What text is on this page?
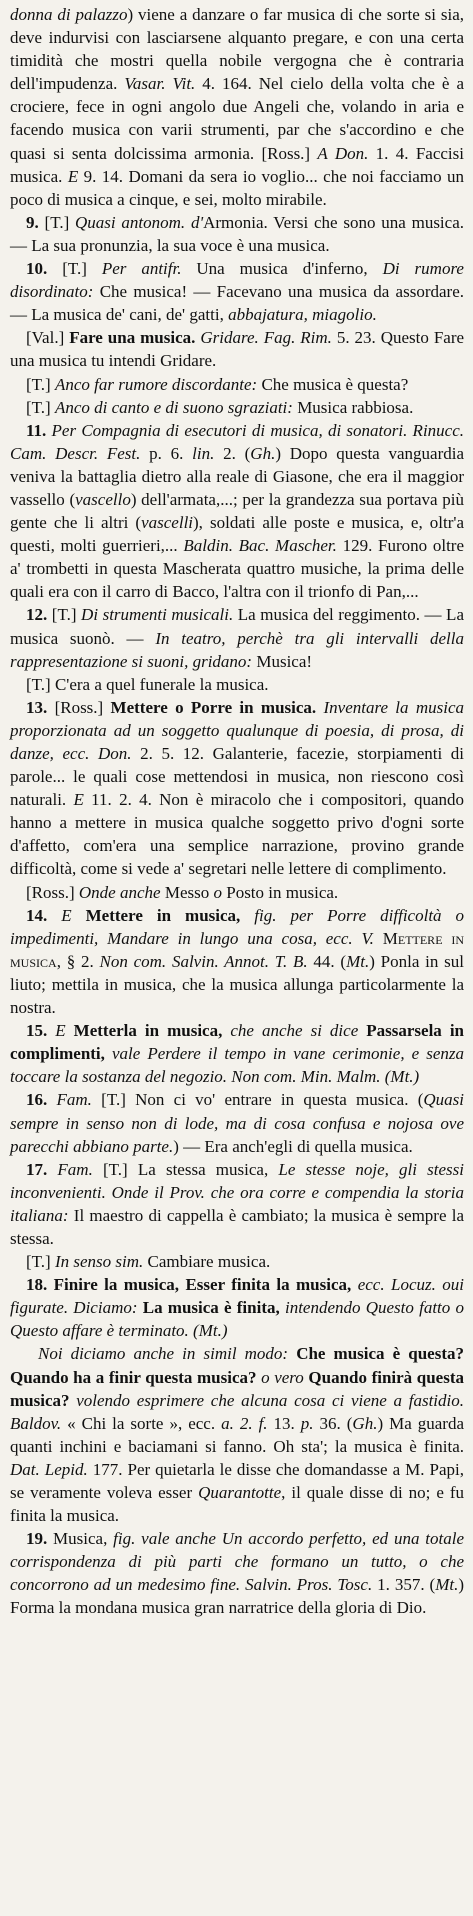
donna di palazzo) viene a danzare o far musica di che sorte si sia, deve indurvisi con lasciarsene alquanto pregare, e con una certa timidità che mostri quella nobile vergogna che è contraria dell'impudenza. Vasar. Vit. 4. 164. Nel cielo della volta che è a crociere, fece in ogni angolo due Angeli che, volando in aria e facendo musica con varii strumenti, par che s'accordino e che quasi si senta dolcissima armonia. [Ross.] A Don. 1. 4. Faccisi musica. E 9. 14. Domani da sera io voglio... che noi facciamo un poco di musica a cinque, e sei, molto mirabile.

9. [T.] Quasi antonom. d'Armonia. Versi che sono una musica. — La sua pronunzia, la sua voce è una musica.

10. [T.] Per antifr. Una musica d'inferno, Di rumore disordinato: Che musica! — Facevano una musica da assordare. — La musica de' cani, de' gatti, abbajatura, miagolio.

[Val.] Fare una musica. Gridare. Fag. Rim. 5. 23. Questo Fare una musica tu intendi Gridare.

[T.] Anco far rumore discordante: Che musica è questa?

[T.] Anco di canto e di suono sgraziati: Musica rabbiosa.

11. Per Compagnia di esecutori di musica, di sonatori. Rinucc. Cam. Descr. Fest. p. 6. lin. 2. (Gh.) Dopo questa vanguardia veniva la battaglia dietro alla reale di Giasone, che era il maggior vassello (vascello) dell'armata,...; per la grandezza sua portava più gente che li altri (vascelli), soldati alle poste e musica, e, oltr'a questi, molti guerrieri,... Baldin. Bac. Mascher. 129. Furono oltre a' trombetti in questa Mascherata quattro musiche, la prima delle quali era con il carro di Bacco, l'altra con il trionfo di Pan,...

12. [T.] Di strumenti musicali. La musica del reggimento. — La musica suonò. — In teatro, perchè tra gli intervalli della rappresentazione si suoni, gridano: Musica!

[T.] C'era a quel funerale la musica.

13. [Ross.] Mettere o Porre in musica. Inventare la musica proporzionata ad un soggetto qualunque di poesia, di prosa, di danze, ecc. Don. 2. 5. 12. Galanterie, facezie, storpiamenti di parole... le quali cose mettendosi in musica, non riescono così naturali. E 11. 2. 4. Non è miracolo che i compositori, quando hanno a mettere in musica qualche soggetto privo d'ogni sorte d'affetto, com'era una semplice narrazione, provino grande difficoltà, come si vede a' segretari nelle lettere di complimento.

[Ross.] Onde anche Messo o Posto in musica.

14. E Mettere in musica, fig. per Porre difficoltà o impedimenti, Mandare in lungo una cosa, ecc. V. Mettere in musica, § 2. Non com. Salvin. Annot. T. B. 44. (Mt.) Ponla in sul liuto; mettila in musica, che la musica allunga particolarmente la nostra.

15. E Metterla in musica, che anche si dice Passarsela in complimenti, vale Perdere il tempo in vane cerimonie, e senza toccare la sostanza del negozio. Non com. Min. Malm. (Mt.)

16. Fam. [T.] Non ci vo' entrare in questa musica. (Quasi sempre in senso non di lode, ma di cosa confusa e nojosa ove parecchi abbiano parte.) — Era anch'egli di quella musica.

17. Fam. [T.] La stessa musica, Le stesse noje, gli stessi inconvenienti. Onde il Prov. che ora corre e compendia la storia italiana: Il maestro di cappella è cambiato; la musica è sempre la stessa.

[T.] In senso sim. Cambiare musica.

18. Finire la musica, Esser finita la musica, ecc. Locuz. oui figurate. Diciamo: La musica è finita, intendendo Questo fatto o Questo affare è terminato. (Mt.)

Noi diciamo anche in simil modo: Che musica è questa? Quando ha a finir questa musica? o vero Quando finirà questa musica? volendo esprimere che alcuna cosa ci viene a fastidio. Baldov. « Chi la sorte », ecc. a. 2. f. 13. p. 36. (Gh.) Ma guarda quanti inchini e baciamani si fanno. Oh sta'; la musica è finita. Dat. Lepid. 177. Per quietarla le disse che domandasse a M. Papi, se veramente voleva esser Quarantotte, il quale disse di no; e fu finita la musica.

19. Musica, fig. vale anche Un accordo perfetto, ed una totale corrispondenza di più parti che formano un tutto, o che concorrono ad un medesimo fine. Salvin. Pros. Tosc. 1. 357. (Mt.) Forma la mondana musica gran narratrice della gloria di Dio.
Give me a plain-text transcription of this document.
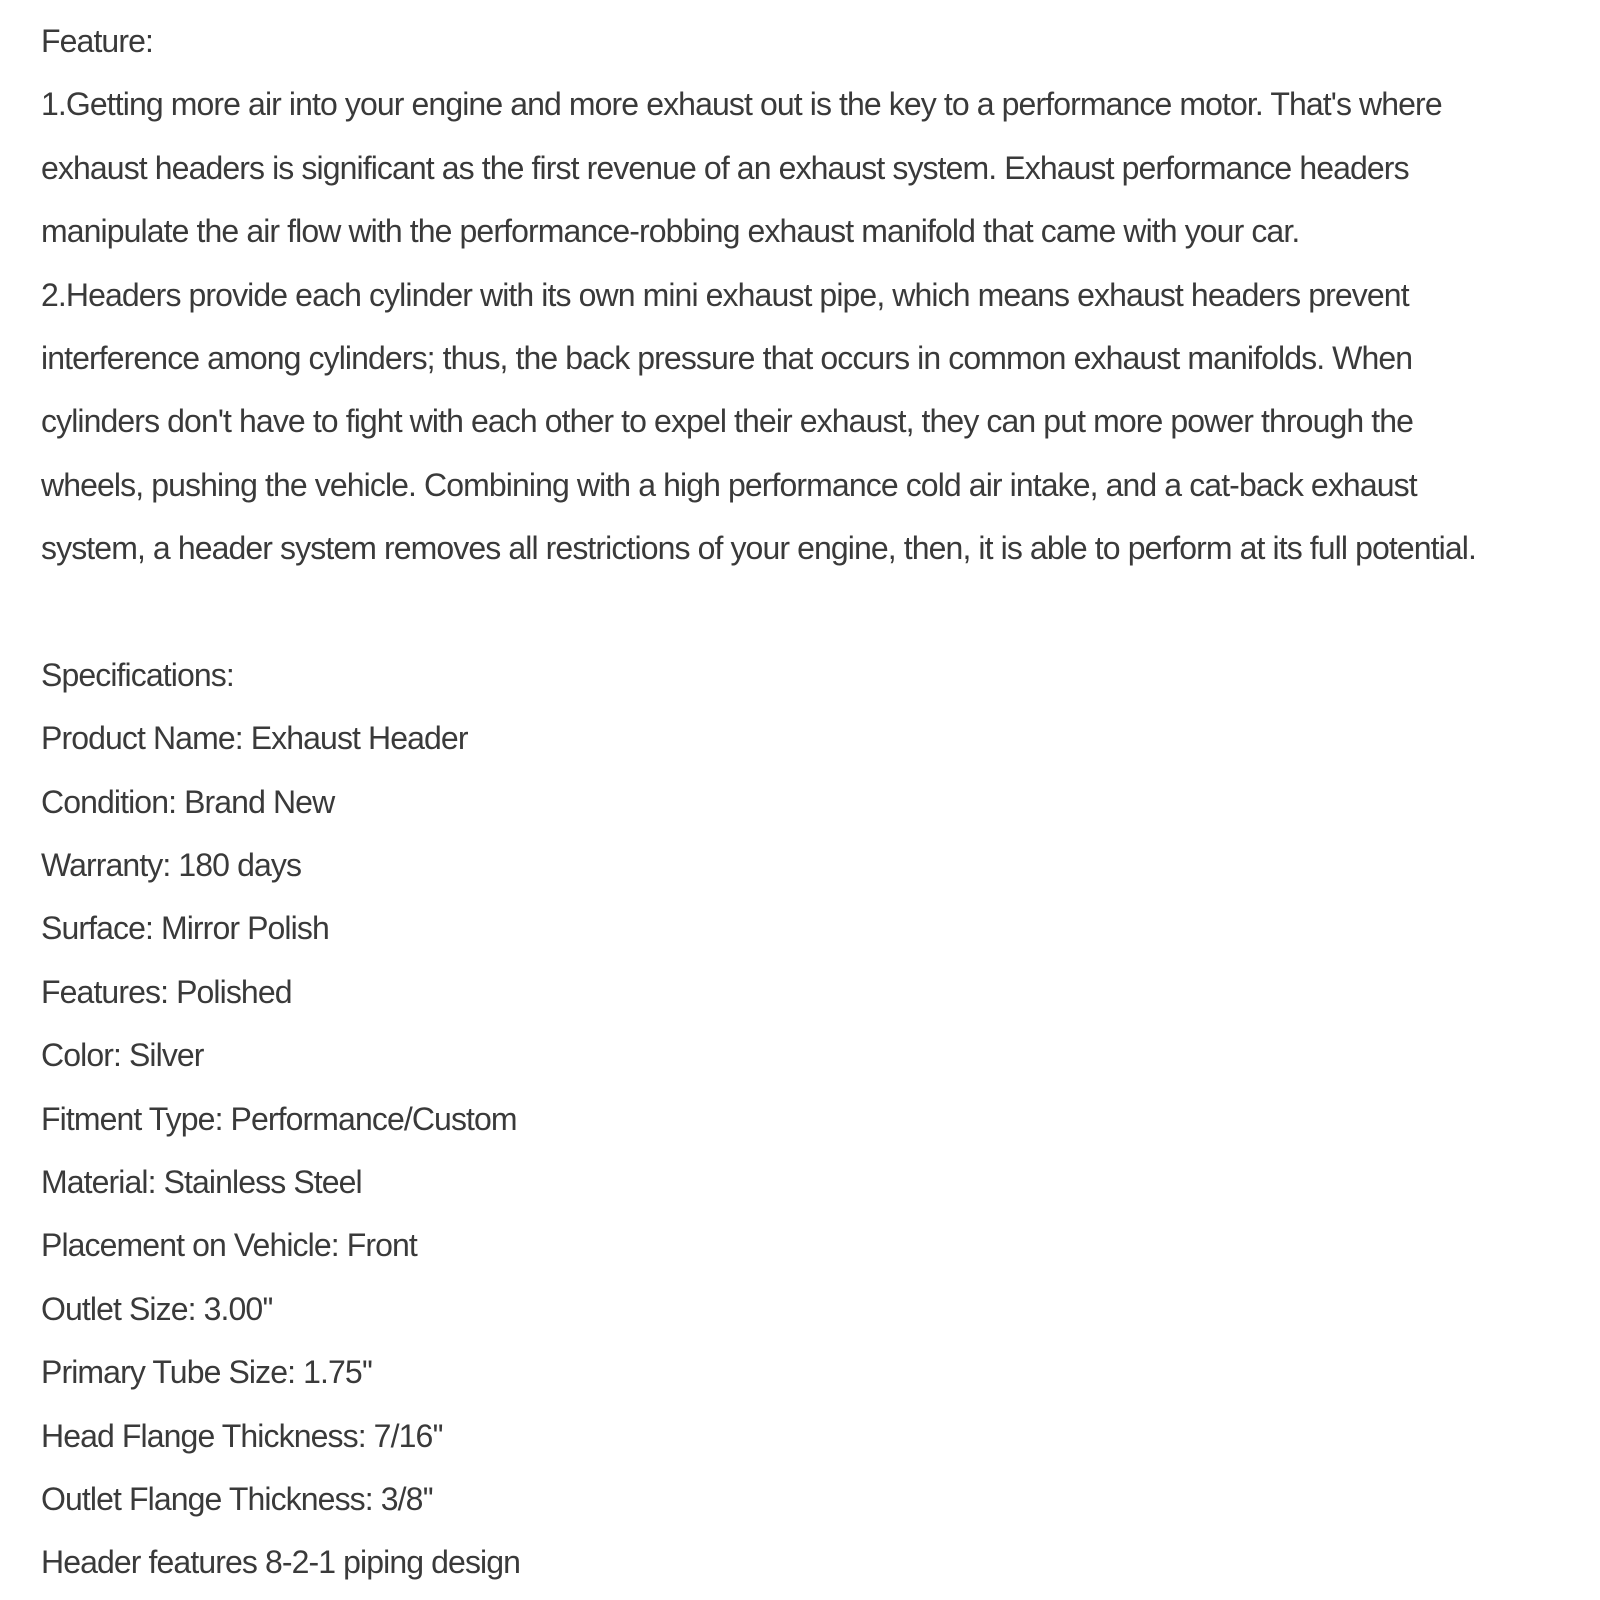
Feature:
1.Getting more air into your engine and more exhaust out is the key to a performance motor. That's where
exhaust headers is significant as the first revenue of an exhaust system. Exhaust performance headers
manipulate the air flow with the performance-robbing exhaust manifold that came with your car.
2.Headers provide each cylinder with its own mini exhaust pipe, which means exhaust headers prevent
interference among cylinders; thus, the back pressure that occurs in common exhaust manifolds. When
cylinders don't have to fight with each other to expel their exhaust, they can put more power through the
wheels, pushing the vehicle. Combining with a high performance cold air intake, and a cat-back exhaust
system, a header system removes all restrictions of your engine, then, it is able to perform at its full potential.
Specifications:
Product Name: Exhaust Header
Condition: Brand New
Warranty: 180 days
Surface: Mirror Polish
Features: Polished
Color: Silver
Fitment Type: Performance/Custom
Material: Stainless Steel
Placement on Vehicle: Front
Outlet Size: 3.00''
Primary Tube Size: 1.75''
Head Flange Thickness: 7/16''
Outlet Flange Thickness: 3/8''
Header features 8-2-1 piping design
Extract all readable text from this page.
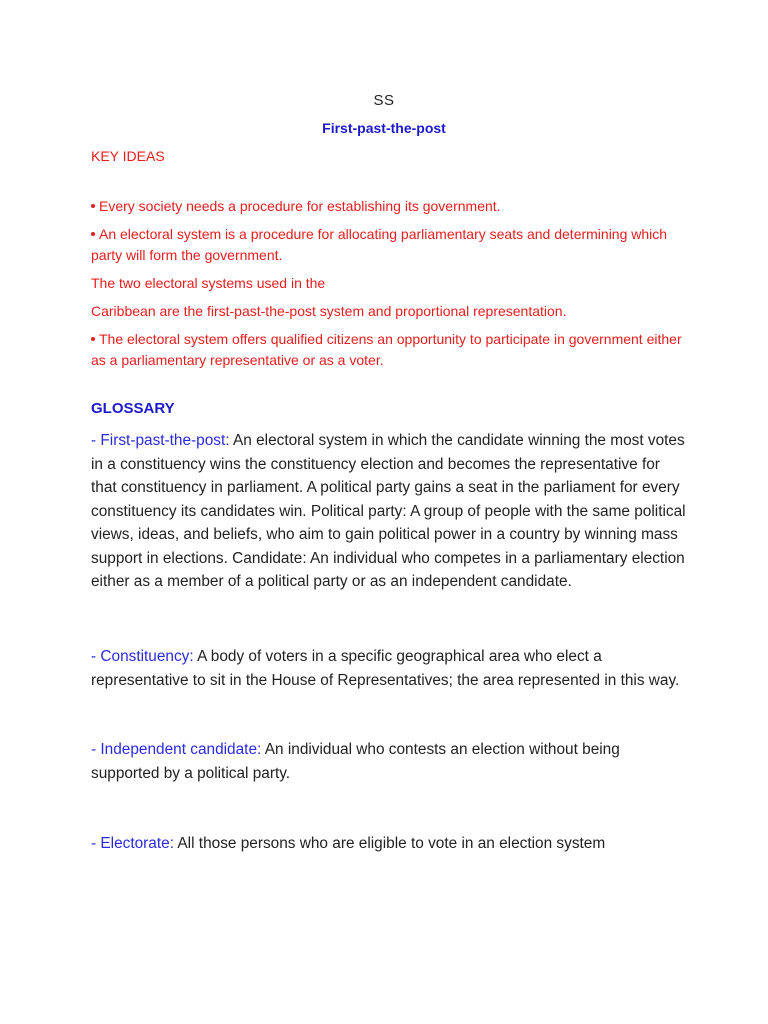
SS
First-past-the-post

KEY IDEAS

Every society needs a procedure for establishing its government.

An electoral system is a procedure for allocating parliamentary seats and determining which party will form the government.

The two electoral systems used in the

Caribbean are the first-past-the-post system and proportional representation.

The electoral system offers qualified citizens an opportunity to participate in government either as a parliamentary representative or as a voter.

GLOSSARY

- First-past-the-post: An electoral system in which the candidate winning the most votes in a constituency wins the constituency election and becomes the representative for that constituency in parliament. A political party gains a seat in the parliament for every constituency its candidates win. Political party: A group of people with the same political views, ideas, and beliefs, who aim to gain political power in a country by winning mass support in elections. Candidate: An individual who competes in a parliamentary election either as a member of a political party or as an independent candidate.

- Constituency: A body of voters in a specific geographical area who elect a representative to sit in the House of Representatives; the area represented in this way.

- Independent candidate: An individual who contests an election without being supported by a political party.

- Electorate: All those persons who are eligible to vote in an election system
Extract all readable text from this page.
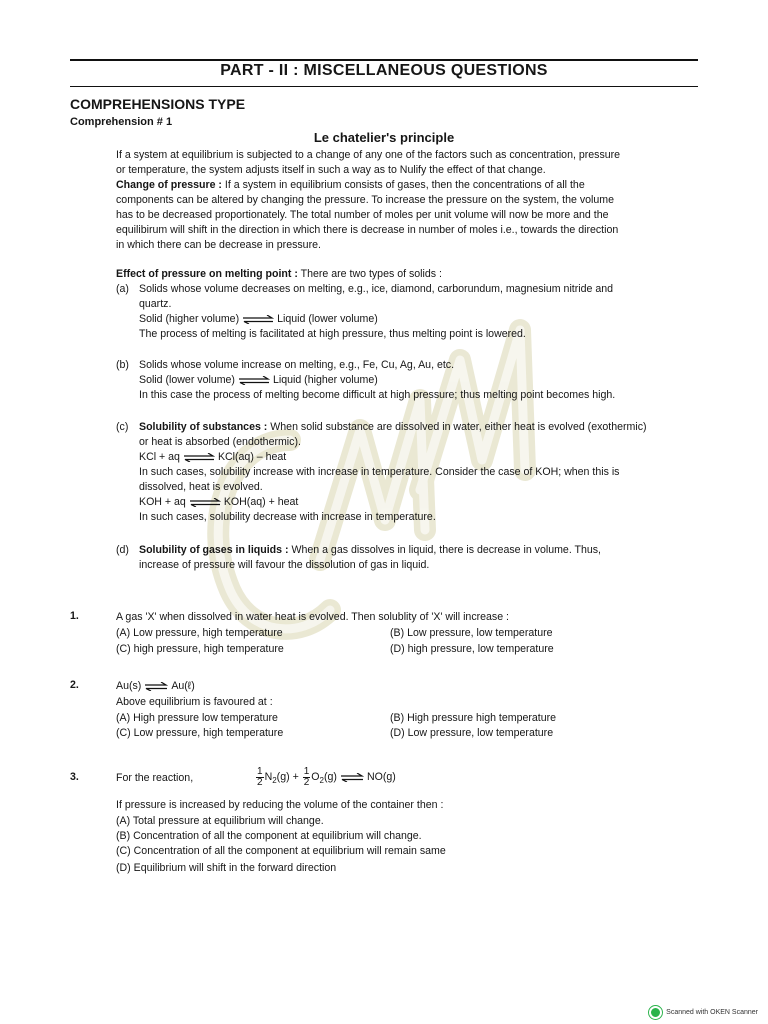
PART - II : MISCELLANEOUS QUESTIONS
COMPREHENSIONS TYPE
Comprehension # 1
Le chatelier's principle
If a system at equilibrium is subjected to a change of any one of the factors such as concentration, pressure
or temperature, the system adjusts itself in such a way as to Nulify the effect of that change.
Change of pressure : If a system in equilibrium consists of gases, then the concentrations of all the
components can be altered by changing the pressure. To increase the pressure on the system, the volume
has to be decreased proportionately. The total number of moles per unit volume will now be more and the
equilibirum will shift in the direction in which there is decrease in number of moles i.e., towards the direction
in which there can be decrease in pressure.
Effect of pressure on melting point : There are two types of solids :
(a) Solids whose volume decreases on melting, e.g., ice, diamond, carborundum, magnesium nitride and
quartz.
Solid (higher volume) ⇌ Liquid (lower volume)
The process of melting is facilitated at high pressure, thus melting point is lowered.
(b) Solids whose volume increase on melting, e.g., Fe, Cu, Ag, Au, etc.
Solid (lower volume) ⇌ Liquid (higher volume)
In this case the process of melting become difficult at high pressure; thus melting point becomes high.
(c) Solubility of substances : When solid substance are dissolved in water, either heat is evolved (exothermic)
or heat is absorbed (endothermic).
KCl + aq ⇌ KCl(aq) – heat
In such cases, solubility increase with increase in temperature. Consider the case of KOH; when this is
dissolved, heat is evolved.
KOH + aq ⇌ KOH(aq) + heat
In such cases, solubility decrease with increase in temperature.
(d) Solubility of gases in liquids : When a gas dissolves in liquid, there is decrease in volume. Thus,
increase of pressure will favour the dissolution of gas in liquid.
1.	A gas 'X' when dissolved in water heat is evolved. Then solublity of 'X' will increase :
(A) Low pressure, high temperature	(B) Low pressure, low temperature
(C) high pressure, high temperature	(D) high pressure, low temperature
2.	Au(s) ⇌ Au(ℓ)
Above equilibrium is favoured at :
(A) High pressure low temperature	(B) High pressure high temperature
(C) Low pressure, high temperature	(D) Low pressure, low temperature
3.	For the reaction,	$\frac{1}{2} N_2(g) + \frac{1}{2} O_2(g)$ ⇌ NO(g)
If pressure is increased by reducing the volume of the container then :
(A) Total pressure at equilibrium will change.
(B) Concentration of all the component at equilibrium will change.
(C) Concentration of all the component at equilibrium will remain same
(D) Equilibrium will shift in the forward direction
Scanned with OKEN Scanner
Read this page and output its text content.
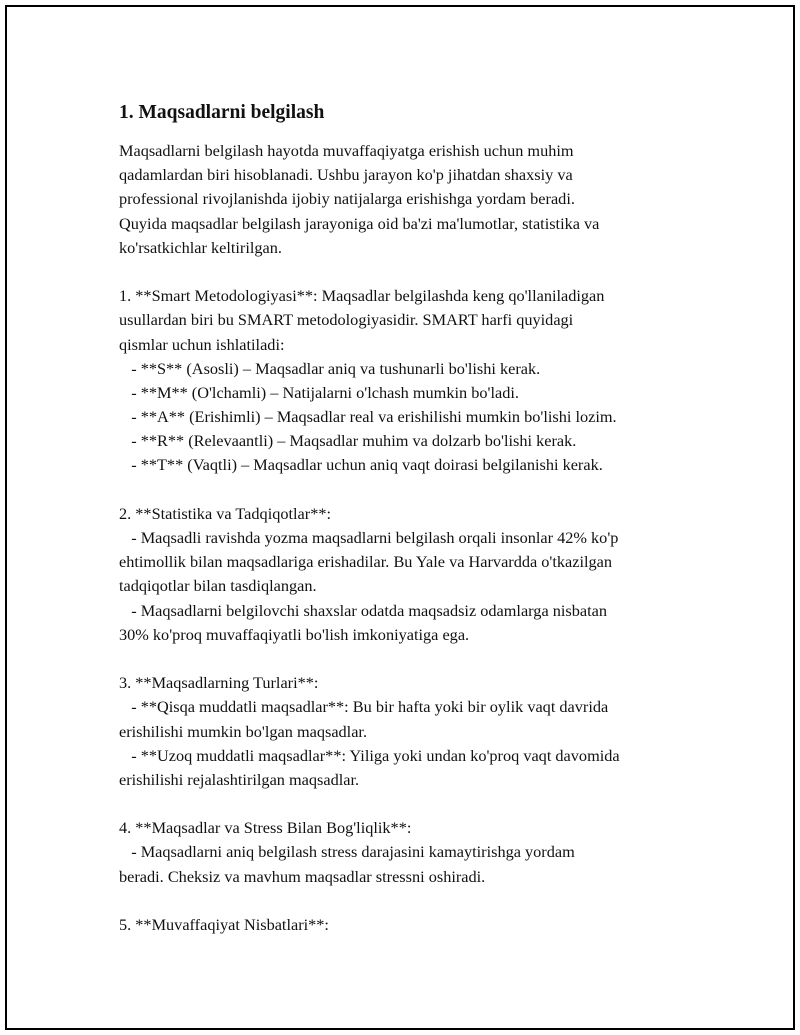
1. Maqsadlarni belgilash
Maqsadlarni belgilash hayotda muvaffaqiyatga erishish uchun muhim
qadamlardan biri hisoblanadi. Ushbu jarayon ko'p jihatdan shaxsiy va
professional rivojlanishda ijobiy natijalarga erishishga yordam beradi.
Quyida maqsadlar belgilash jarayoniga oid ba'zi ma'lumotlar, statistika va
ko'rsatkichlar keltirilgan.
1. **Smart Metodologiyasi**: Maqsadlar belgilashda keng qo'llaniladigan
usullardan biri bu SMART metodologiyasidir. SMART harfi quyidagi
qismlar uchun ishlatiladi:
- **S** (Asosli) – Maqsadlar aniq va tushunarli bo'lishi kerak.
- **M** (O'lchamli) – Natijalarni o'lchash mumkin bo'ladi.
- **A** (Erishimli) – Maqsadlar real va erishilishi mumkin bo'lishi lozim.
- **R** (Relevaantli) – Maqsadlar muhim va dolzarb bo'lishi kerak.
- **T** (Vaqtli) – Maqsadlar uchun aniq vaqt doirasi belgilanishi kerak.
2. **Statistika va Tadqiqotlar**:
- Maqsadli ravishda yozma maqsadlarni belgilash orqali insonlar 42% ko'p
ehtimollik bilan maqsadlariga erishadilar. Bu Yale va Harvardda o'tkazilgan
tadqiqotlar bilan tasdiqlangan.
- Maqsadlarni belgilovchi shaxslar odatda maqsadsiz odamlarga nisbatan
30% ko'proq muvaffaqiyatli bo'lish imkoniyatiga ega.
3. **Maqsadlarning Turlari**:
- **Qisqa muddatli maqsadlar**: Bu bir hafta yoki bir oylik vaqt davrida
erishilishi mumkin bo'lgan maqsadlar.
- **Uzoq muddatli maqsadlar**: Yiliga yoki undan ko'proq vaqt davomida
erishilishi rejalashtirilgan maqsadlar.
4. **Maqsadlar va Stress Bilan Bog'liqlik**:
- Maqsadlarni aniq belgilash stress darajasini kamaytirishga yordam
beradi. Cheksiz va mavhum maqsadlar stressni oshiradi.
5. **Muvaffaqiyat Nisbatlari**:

● OBJECTIVE
Show every line from the listing above in which the string "shift" appears.

● REPLY TO THE TASK
equilibirum will shift in the direction in which there is decrease in number of moles i.e., towards the direction
(D) Equilibrium will shift in the forward direction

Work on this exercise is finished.